■ **TASKS AND EXERCISES**:
**1)** In the passage on ABP's renewable energy, how much of the renewable energy ABP generated last year did it use for its own port operations?
**2)** Carry on the passage about ABP's renewable energy, picking up after its final sentence.
[start of DOCUMENT TEXT]
The price per megawatt hour (MWh) of solar has reduced dramatically in recent times, even during the eight years that ABP has been involved. The cost for solar has reduced from around £130 per MWh to under £100, a reduction of more than 20% in four years and this is projected to fall to around £70/MWh by 2030. So for businesses, it really doesn’t have to cost the earth to help save the Earth.

My personal view is that Government feed-in tariffs made industry look at the potential of renewables and started businesses off on this path. Whether the level of financial incentive remained the same or not, we certainly saw, and still see, the benefits of using renewables, as once we installed it and saw it working, it has embedded into our thinking and future growth planning.

The incentives in the industry really were the kick-start for businesses to consider this course of action, and we took it from there.

The benefits for us are profound. Last year, we made around 19GWh of renewable energy across our business. To put it in context, that is enough to power around 4,750 average UK homes for a year.

We used about 9.25GWh ourselves for our port operations, such as powering electric vehicles, which we have rolled out in Southampton, Ipswich, King’s Lynn,

Lowestoft and Barrow. We also have hybrid cranes in our business now, but really, our renewable energy is used for pretty much anything that requires electricity.

We estimate that the renewable energy that ABP generated last year reduced the UK’s carbon footprint by 5,400 tonnes of CO2e. The amount we used ourselves reduced our carbon footprint by around 2,600 tonnes of CO2e and, in turn, we were able to help our customers and the larger supply chain to reduce their footprints too.

Our customers and port tenants used around 3GWh for their purposes, and the rest, around 7GWh, we exported into the national grid, which helps to decarbonise the UK supply, albeit on a small scale at the moment.

“But it’s not just about reducing the carbon footprint for business. Using renewables drives our operational efficiencies and reduces our own energy costs. Added to that is the independence of supply, which brings added resilience to port operations.”
[end of DOCUMENT TEXT]
[start of SUPPLIED MATERIAL]
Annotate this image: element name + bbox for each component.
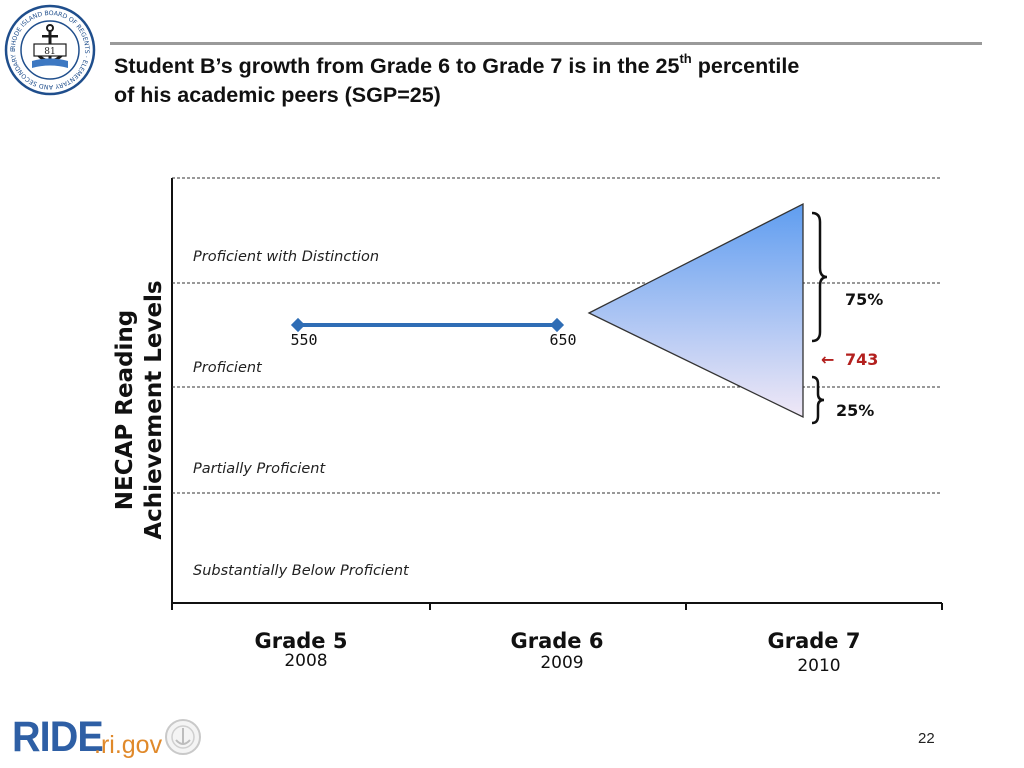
[end of SUPPLIED MATERIAL]
■ **OUTPUTS BY TASK**:
**1)** About 9.25GWh.

**2)**
Of course, we would love to use all of the renewable power we generate, but like wider industry, one of the issues we all face is that renewables create energy often when we don’t need it. For example, solar output peaks at midday, when perhaps people are at lunch, and wind makes power 24 hours a day, even at night, when we are often not operating. Energy storage is the piece of the puzzle that we are all looking to solve. Perhaps that is batteries, perhaps that is hydrogen. We are looking to UK tech to help us find financially viable answers to a few of these questions. Our Port of Goole, for example, could be totally self-sufficient in terms of renewable energy were it not for this link between generation and usage.

ABP has a good deal of land around its ports, but moreover, we have a lot of warehouses, sheds, workshops, covered terminals and so on. So roof-mounted solar arrays are a ‘no brainer’ for us and in Custom Solar, we have found a great partner who helps us to install and maintain.

Wind provides more useful power, and in greater amounts. For example, around 52% of all our renewable energy comes from just three wind turbines across two ports in South Wales (Newport and Swansea).

We have been concentrating on solar at the moment as it's easier and more cost- effective to install across the Port Estate, primarily making great use of roof spaces. Solar also doesn’t have moving parts, so maintaining them is often a simple case of keeping them clean. With wind turbines, the main barrier to installation across the estate is that the planning laws are very difficult to navigate and are often too big a hurdle to getting them installed.

If planning laws were to become more accommodating of wind projects – and we are only talking about small-scale turbines here, not the vast arrays you see offshore, and on port estates, not in residential areas – then I believe more people would install wind for all the benefits I’ve just outlined.

One thing we have learned in our renewables journey is the importance of considering renewables in forward planning. It is easy enough for us to retrofit rooftop solar arrays, but true efficiency and cost-effectiveness come from ‘designing them in’ to new builds. Indeed, any new building projects we consider now have renewable energy and energy efficiency 'baked in' to them.

But it’s not just about reducing the carbon footprint for business. Using renewables drives our operational efficiencies and reduces our own energy costs. Added to that is the independence of supply, which brings added resilience to port operations. While our investment in on-site renewable generation directly reduces the GHG (greenhouse gas) intensity of our business, it also allows us to look at new technologies to decarbonise plant and equipment by using renewable electricity, and directly reduces embodied GHGs of products in the supply chain using ABP ports.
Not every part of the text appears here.